Filter the data for lines with the word "αὐτὸν", then copy every line so identified.

======

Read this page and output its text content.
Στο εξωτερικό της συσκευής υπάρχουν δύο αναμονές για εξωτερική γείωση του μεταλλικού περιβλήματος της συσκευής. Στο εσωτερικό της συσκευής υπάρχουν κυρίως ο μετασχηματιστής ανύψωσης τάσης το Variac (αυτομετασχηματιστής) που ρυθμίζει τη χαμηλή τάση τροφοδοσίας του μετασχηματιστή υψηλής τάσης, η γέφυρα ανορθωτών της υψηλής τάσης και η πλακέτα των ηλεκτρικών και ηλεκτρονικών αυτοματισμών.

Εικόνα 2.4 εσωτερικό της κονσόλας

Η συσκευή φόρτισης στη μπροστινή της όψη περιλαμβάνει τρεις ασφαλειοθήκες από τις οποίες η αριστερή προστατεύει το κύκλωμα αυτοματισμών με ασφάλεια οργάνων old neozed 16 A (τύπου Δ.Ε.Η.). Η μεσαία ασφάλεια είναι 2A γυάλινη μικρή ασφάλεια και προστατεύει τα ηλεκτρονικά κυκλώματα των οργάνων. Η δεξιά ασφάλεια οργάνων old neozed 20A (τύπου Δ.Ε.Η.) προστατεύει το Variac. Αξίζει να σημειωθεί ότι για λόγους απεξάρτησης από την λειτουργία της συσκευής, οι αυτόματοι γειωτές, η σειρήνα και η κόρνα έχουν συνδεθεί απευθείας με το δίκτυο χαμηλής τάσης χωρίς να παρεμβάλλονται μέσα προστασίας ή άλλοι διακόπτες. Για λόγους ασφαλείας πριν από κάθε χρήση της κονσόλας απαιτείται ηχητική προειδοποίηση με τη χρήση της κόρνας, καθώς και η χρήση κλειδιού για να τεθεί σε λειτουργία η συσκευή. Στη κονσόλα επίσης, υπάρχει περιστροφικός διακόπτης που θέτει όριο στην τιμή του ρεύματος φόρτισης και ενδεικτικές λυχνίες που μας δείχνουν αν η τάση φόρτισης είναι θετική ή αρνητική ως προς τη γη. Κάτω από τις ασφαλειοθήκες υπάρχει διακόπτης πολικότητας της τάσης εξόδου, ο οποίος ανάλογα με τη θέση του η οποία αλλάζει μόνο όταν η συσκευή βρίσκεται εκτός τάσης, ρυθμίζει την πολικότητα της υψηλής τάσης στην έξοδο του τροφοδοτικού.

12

======

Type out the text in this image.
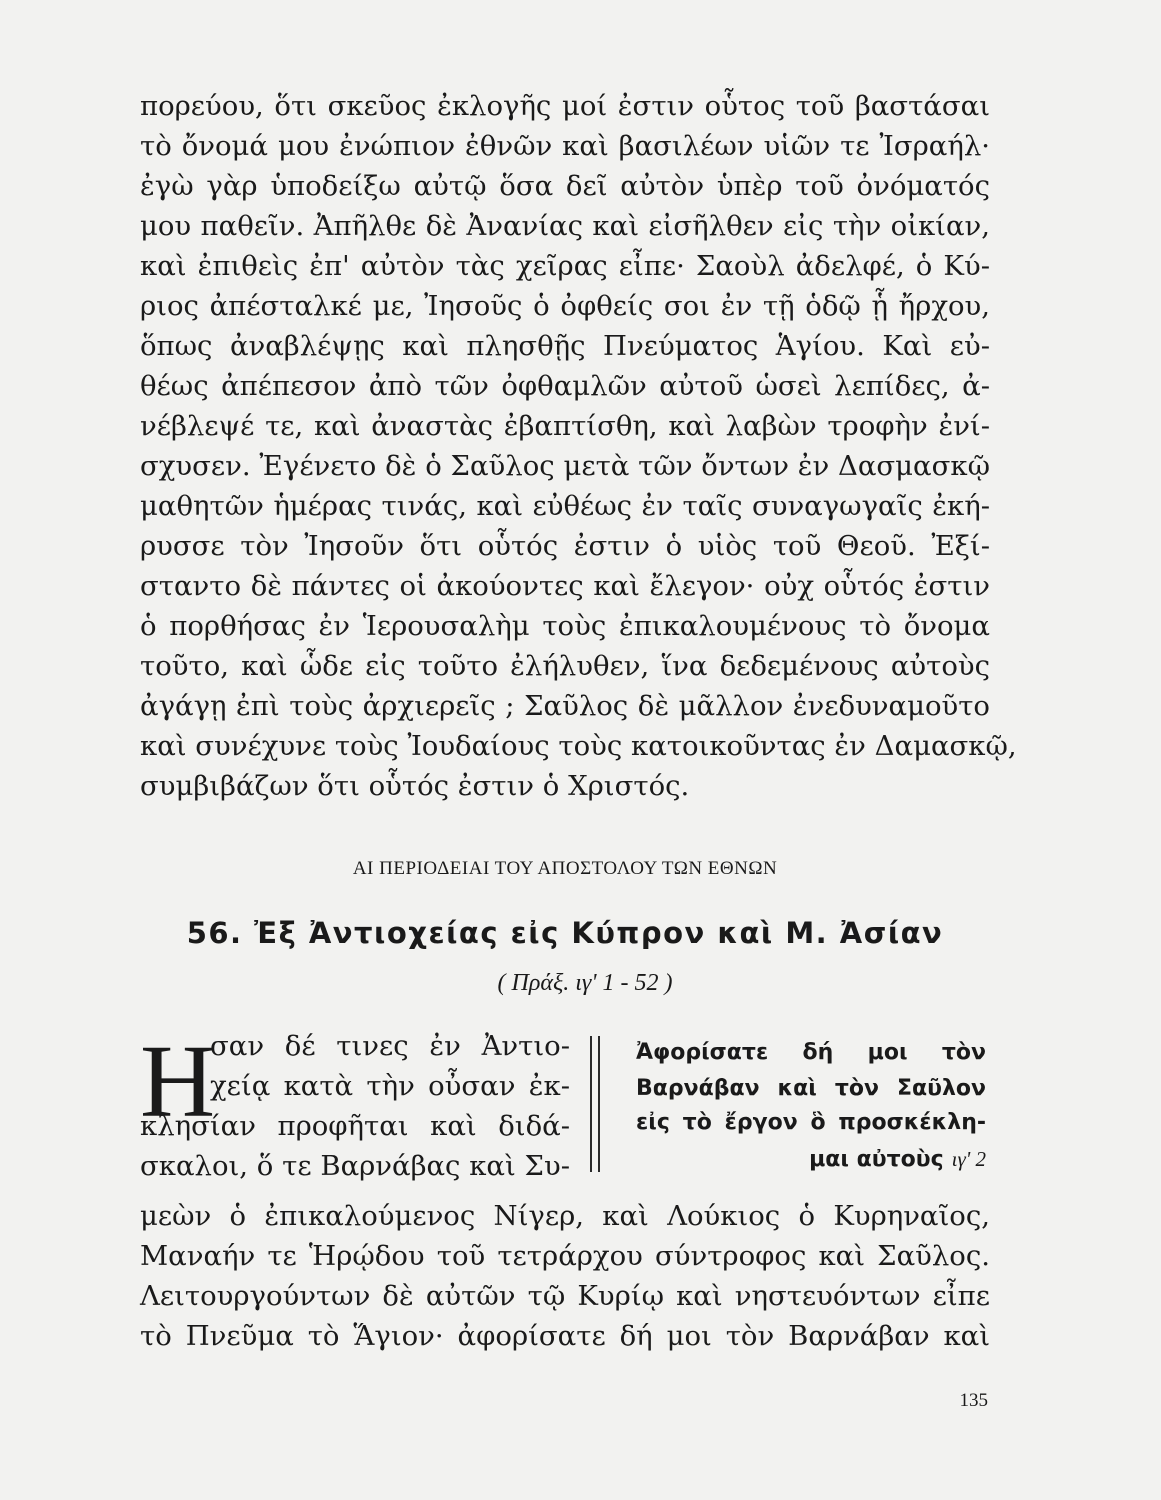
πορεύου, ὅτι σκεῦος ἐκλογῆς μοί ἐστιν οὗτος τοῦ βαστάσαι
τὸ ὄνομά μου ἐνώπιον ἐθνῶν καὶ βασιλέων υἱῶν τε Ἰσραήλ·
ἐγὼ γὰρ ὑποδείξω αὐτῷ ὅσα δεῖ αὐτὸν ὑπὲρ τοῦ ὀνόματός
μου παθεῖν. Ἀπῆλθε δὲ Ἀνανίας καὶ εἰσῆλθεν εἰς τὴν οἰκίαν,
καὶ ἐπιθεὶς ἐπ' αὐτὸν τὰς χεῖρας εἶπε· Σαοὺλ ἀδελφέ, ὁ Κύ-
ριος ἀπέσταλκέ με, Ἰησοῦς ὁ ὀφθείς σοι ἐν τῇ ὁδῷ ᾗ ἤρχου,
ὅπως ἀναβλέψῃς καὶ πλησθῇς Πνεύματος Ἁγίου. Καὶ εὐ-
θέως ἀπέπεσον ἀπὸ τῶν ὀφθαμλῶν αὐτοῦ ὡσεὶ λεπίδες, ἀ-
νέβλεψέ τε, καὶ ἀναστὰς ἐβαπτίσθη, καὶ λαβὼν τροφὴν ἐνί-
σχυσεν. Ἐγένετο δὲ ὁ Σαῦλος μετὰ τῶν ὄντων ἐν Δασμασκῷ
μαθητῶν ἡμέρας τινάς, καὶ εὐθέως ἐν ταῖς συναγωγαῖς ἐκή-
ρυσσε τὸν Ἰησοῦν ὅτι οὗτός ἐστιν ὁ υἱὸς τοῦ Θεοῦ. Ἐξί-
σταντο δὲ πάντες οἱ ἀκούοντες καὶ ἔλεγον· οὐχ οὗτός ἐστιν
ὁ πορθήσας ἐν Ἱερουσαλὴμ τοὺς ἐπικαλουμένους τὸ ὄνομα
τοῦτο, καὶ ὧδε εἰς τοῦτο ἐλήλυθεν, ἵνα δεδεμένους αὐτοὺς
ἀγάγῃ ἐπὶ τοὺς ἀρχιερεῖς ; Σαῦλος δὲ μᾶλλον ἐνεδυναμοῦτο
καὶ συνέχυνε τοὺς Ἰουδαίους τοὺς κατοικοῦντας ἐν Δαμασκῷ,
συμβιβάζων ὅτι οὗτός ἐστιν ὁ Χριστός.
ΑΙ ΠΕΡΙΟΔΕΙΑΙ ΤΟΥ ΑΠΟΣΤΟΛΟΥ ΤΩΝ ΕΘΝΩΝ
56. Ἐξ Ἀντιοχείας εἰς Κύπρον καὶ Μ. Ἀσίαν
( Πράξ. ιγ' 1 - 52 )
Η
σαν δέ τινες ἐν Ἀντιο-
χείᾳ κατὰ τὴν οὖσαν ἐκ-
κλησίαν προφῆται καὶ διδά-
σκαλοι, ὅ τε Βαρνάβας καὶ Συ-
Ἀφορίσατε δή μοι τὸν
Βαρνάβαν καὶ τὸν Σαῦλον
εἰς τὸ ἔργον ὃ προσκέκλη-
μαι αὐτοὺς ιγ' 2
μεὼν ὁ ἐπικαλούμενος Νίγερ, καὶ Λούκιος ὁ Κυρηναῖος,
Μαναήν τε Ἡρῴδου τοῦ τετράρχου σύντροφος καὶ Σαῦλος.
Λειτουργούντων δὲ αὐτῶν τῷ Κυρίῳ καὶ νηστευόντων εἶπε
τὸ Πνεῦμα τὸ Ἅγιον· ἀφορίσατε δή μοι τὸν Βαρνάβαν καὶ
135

======

- [TASK ANSWER]:
ἐγὼ γὰρ ὑποδείξω αὐτῷ ὅσα δεῖ αὐτὸν ὑπὲρ τοῦ ὀνόματός
καὶ ἐπιθεὶς ἐπ' αὐτὸν τὰς χεῖρας εἶπε· Σαοὺλ ἀδελφέ, ὁ Κύ-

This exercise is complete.